TASK INPUT |
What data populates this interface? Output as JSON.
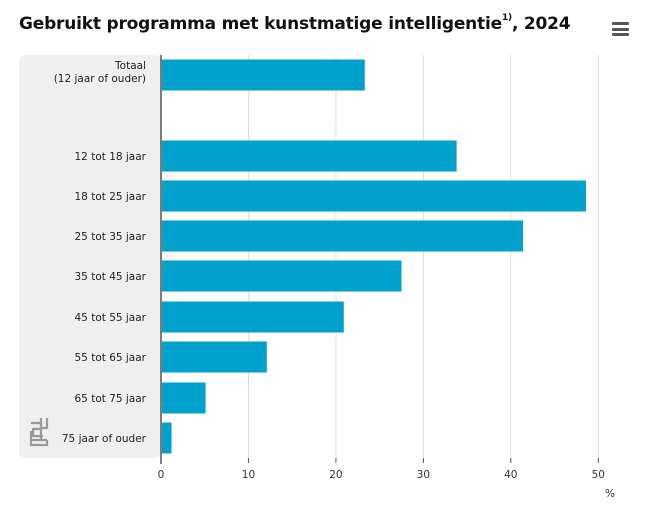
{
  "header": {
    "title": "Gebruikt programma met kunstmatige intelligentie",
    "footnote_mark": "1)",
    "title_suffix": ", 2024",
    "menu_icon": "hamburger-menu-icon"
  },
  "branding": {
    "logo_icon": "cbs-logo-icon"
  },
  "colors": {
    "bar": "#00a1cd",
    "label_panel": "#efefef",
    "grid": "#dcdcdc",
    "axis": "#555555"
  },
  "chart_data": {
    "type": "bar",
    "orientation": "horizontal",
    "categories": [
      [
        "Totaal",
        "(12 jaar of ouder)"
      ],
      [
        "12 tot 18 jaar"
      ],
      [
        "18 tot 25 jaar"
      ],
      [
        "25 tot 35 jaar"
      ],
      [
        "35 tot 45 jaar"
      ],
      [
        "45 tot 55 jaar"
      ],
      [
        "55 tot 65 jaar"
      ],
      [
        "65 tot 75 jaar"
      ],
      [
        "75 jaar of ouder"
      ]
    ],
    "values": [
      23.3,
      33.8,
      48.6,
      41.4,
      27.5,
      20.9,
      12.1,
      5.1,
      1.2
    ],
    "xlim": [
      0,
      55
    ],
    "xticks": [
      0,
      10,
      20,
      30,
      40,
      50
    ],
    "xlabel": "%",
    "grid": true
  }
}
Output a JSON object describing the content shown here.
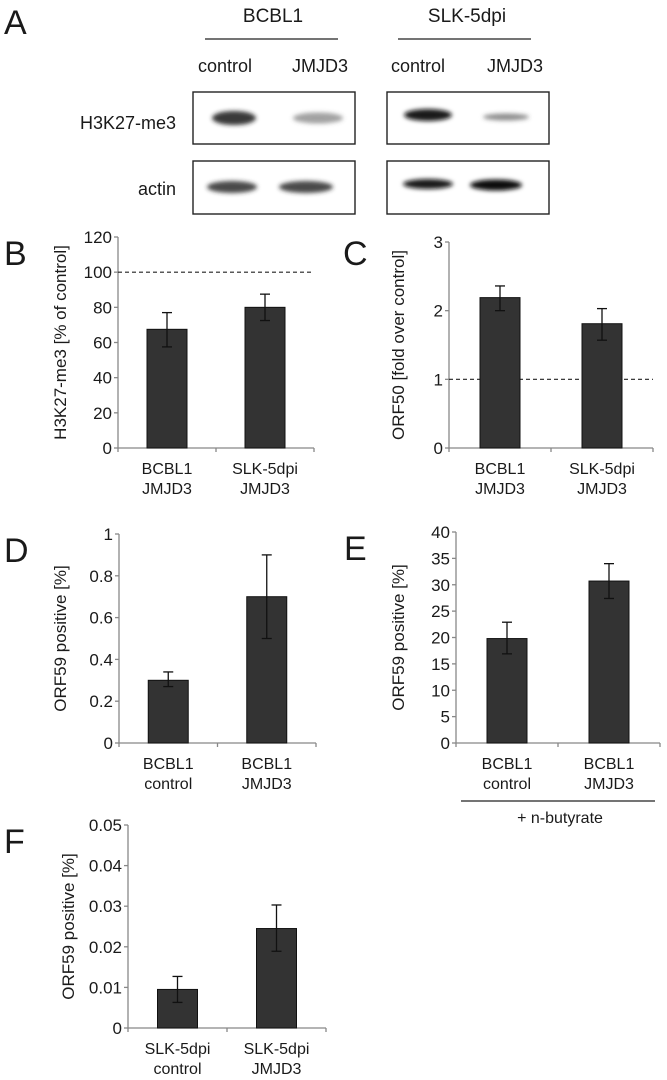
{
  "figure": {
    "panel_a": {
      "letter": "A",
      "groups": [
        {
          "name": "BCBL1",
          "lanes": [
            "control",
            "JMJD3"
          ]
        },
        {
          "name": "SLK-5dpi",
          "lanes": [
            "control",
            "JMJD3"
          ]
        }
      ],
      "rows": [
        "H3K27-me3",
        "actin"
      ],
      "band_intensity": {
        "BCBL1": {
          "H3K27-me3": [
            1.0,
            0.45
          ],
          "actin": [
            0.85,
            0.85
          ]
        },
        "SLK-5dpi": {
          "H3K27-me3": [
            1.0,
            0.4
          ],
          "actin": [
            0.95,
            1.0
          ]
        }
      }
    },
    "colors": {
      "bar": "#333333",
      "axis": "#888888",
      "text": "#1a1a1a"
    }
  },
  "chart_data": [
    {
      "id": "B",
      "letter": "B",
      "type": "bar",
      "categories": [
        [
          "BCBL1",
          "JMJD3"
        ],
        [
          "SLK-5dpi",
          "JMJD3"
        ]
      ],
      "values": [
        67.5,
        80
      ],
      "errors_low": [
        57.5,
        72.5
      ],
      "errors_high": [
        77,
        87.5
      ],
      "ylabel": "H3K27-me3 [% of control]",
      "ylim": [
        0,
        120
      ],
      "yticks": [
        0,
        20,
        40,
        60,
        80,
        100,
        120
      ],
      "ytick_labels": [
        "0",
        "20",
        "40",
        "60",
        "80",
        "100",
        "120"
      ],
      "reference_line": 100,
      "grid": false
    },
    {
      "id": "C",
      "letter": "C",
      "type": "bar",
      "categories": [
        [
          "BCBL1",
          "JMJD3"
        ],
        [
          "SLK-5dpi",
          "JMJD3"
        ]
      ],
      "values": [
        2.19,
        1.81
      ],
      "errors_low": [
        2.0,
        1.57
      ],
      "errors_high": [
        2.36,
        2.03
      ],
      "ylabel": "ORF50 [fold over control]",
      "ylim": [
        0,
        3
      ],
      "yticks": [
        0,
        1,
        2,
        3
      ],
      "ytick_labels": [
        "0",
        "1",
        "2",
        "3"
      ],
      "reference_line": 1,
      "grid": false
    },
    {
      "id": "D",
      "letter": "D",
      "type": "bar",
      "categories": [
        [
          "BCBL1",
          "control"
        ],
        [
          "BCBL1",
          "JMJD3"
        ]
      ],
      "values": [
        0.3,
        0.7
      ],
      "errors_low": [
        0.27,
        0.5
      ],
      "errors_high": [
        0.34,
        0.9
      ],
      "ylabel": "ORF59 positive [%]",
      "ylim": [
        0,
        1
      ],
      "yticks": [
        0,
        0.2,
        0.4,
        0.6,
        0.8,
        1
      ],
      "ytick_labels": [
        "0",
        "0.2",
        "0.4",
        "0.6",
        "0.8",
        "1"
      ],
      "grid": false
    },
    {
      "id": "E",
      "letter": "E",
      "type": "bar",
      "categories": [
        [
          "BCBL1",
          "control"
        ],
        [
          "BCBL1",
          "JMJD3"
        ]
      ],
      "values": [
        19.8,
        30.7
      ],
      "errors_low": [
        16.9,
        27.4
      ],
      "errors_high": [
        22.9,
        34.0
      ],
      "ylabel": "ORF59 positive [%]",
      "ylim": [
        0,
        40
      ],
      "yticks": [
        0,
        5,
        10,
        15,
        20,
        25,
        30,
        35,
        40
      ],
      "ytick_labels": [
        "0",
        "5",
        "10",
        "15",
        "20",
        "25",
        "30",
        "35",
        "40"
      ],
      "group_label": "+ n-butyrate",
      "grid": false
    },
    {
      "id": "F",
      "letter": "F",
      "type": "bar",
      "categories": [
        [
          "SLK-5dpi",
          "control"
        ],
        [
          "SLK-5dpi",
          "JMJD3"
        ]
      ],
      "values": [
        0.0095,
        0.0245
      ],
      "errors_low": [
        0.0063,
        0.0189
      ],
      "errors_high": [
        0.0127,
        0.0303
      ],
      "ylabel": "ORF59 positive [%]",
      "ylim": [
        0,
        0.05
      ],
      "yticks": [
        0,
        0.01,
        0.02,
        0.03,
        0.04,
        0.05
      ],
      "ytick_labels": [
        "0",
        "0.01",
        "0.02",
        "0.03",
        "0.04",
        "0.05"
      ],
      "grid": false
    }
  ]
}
* * *
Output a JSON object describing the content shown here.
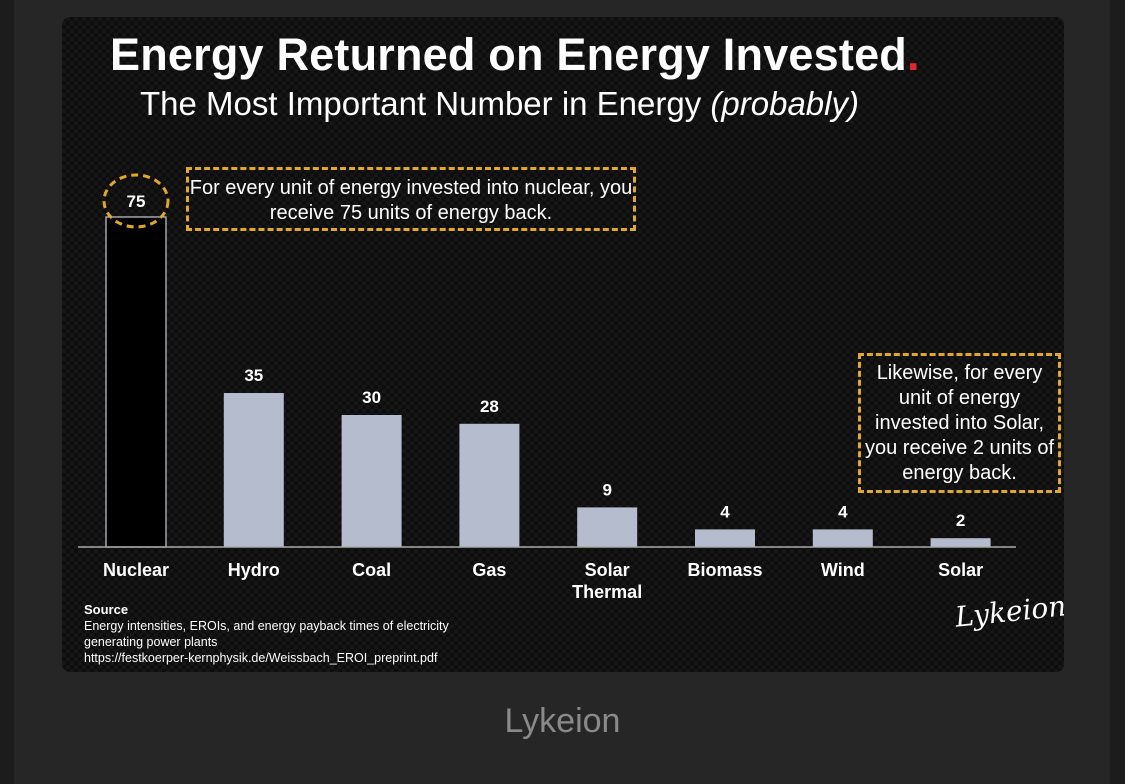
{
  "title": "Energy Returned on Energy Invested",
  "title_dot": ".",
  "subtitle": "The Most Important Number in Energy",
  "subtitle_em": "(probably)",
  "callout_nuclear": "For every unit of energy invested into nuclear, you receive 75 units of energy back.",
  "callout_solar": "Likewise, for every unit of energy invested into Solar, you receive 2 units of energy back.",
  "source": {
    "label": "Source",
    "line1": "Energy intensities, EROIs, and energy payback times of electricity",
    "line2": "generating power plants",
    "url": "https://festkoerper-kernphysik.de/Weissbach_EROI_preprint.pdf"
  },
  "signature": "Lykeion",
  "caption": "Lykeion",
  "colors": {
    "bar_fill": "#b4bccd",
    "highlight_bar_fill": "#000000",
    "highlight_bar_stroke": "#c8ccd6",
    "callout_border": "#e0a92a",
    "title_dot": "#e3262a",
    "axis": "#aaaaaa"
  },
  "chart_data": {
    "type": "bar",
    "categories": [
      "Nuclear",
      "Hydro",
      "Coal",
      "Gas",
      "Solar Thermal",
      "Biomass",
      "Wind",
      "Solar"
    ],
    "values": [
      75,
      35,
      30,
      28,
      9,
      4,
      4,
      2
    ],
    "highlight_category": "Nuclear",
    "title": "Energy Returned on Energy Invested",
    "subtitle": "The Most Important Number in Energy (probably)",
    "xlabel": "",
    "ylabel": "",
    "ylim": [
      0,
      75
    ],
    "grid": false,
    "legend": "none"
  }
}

TASK GOAL |
Filter the records for lines holding the string "into". Copy each one.

EXERCISE RESULT |
  "callout_nuclear": "For every unit of energy invested into nuclear, you receive 75 units of energy back.",
  "callout_solar": "Likewise, for every unit of energy invested into Solar, you receive 2 units of energy back.",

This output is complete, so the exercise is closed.